▶ [TASK BRIEF]:
Filter the records below down to lines containing "this".
BEGIN EXTRACTED DATA
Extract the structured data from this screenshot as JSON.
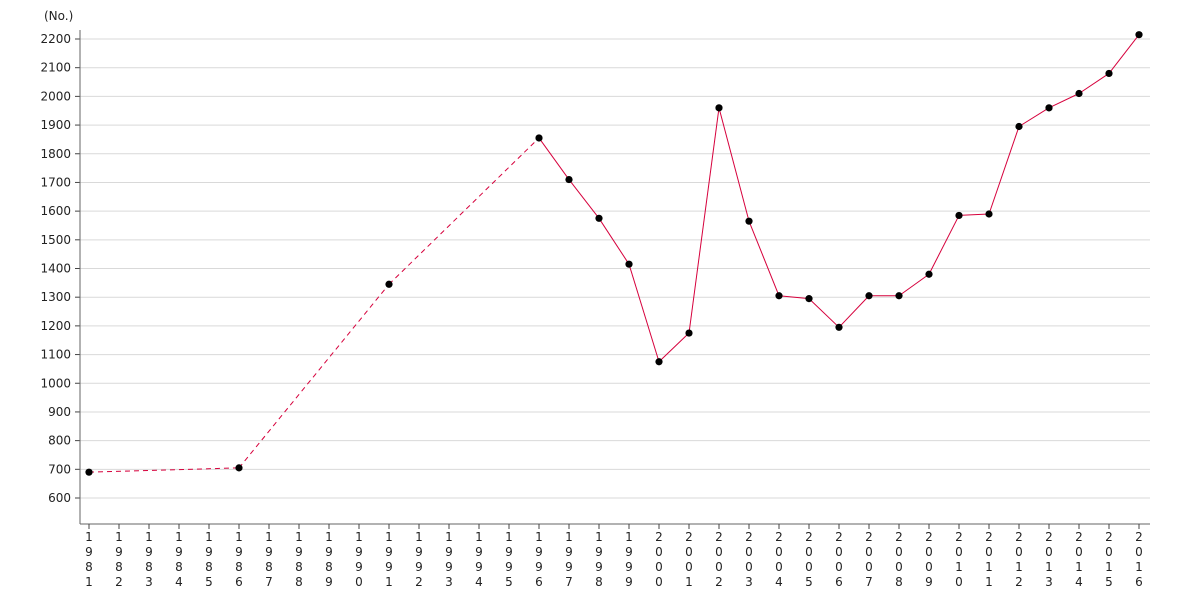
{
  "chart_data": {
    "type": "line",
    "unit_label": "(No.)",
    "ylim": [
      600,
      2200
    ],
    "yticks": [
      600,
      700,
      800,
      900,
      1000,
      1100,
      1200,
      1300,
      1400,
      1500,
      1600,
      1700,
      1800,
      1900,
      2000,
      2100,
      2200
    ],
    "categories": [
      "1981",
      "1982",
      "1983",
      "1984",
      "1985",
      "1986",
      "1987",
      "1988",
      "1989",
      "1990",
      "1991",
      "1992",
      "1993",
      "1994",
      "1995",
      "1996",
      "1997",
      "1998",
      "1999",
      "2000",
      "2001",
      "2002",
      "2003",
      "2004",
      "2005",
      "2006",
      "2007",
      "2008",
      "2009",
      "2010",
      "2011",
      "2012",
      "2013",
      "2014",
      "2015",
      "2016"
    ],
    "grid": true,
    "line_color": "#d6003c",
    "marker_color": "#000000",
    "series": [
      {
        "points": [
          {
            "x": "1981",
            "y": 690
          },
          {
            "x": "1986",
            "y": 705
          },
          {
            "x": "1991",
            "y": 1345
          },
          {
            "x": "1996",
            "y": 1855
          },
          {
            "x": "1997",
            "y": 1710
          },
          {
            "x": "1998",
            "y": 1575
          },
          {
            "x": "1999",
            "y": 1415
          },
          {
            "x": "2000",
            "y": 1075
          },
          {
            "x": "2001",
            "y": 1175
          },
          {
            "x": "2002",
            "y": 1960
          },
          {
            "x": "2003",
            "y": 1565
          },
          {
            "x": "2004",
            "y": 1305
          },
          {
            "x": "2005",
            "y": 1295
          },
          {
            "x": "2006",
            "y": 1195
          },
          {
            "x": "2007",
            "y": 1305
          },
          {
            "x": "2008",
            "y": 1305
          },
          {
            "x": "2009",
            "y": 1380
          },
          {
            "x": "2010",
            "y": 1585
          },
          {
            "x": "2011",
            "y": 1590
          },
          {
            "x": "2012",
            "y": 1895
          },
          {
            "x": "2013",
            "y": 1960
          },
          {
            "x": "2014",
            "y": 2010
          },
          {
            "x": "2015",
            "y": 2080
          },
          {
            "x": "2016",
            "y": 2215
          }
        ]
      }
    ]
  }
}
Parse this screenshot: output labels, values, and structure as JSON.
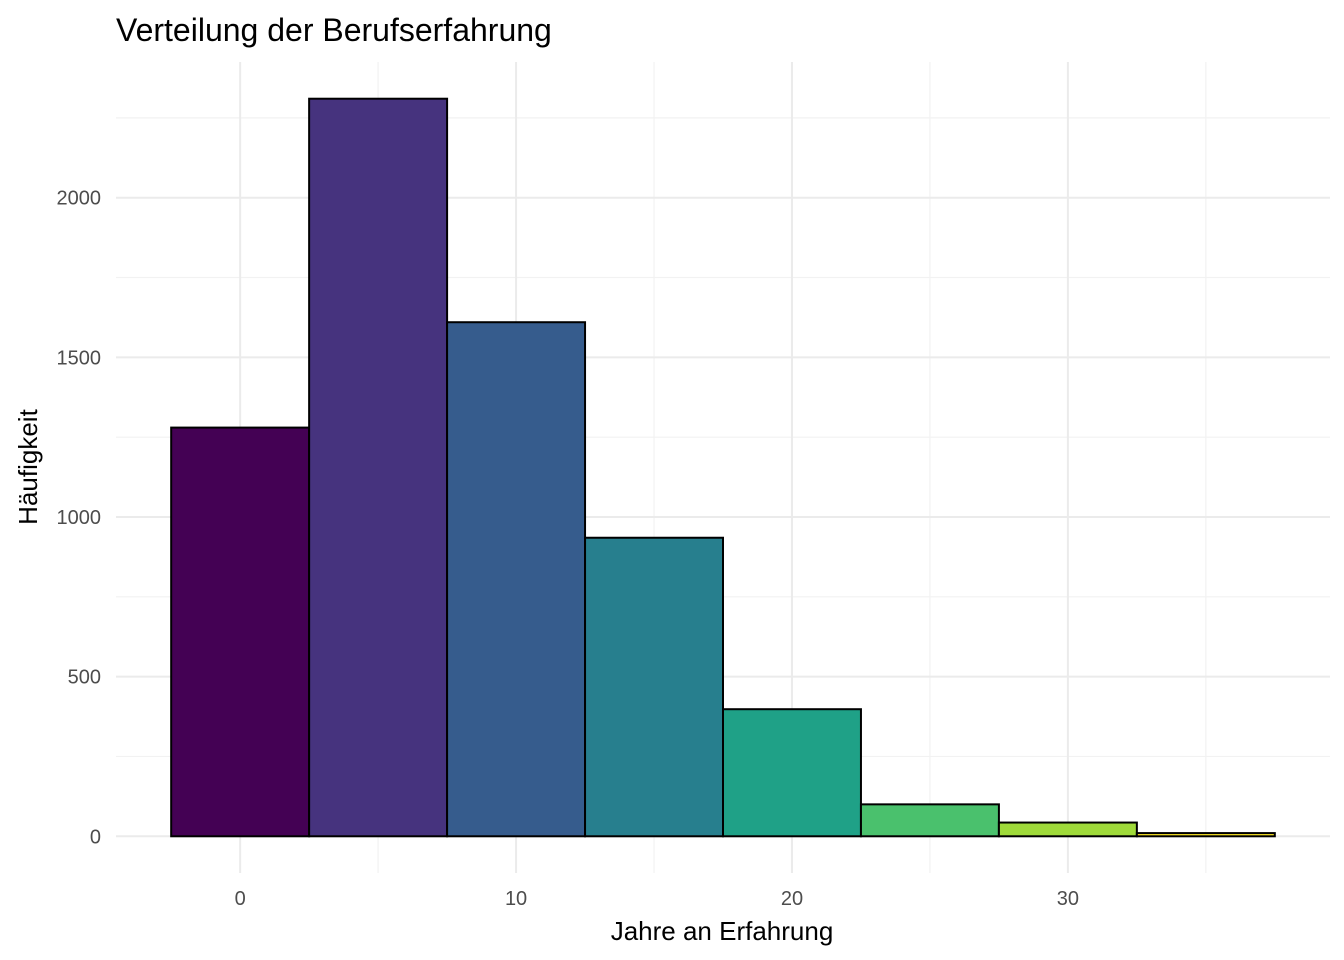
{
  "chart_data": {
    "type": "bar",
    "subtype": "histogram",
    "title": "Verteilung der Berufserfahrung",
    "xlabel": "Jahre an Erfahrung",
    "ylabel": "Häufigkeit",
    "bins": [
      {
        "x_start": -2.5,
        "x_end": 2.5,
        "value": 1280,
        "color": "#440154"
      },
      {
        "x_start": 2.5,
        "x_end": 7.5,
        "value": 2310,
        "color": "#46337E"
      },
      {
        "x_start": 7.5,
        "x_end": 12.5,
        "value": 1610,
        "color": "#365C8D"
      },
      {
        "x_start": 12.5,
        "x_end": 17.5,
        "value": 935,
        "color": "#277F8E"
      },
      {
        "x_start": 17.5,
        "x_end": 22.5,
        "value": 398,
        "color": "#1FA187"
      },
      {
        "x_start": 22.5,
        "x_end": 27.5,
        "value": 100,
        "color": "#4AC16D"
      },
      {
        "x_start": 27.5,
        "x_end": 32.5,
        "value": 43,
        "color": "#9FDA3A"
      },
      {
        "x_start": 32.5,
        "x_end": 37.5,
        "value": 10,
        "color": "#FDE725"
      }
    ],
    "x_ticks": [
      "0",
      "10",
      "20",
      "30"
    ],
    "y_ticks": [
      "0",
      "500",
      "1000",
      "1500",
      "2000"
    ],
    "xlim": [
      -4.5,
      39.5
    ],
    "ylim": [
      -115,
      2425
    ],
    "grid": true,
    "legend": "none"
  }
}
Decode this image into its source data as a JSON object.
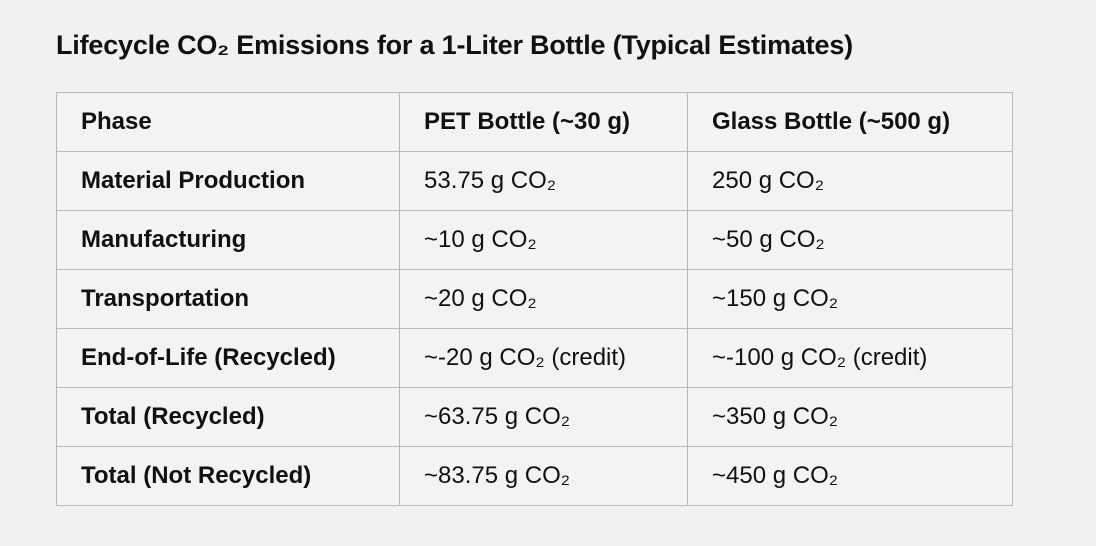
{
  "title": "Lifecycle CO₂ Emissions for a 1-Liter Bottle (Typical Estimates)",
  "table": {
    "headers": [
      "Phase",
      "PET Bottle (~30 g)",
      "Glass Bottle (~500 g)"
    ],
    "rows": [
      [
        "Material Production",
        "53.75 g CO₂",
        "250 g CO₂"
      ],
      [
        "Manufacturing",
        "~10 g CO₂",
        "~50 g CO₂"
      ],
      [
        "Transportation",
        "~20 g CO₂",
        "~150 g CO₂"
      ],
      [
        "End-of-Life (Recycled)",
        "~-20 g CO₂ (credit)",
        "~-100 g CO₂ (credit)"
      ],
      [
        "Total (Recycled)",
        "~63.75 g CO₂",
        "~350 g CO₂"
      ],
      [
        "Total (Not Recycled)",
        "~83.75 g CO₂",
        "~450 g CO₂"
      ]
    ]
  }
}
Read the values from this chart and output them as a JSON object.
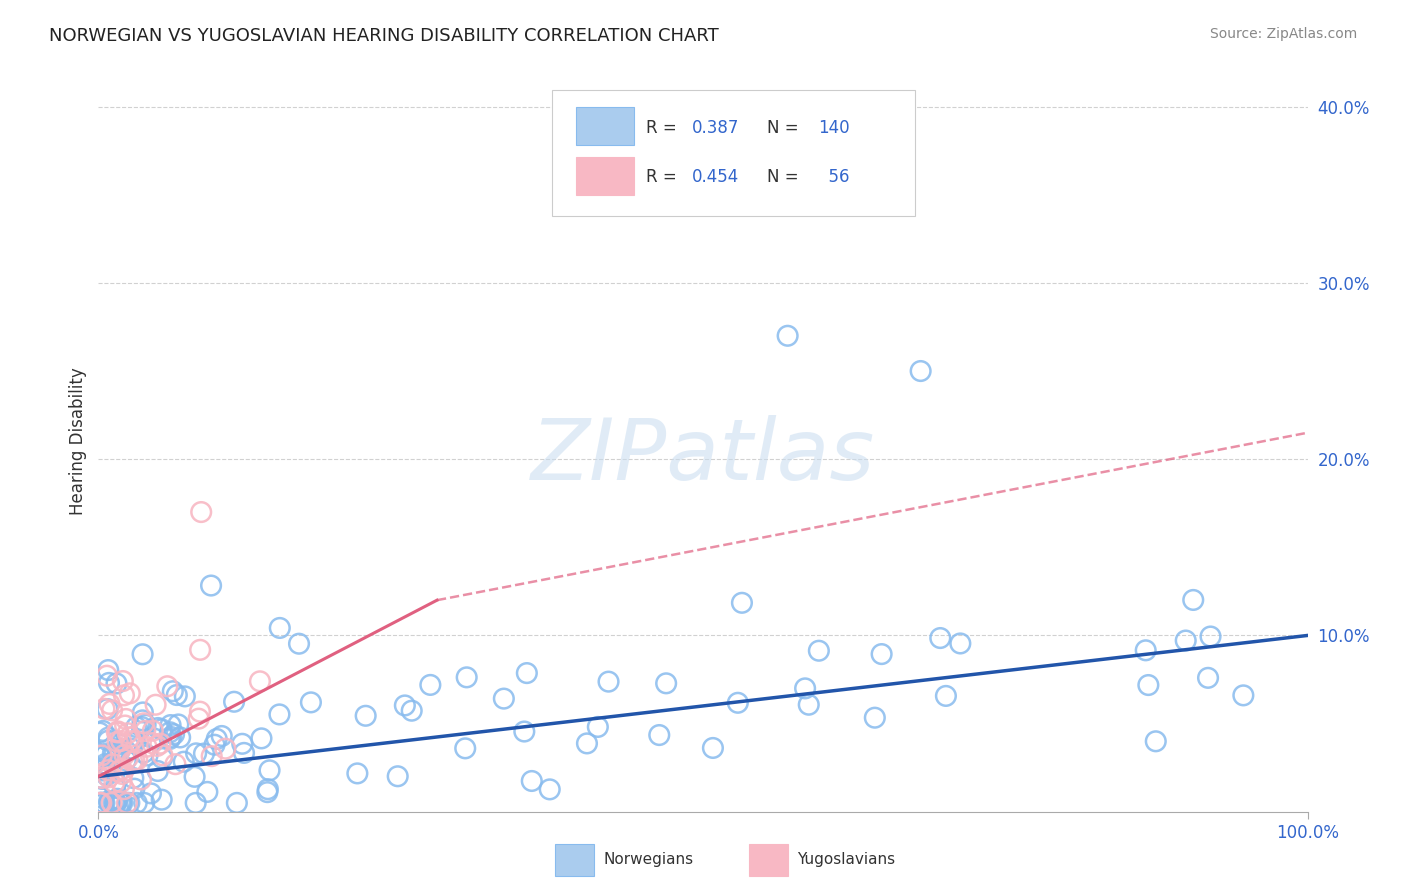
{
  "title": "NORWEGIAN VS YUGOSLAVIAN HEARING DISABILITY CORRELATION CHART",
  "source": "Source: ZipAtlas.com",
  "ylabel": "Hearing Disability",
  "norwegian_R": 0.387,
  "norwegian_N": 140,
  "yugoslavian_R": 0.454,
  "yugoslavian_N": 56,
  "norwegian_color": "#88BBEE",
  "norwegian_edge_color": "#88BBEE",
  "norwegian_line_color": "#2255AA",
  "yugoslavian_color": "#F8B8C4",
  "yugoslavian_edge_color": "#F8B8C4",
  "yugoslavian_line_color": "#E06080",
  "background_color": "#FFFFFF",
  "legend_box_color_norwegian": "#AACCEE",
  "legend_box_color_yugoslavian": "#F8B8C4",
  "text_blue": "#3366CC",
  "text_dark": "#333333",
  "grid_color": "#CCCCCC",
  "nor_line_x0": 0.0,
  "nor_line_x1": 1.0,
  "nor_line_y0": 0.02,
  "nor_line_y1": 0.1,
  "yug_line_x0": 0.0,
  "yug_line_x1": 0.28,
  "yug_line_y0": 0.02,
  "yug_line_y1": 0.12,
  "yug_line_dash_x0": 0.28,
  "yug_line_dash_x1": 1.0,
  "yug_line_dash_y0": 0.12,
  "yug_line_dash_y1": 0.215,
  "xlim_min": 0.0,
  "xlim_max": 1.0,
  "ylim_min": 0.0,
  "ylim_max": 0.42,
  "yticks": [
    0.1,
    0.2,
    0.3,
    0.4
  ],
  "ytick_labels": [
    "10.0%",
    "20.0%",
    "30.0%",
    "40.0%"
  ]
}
END EXTRACTED DATA
▶ [FINAL RESULT]:
Extract the structured data from this screenshot as JSON.
Parse this screenshot: output labels, values, and structure as JSON.
Decode this image into its source data as a JSON object.
Read the values from this chart and output them as a JSON object.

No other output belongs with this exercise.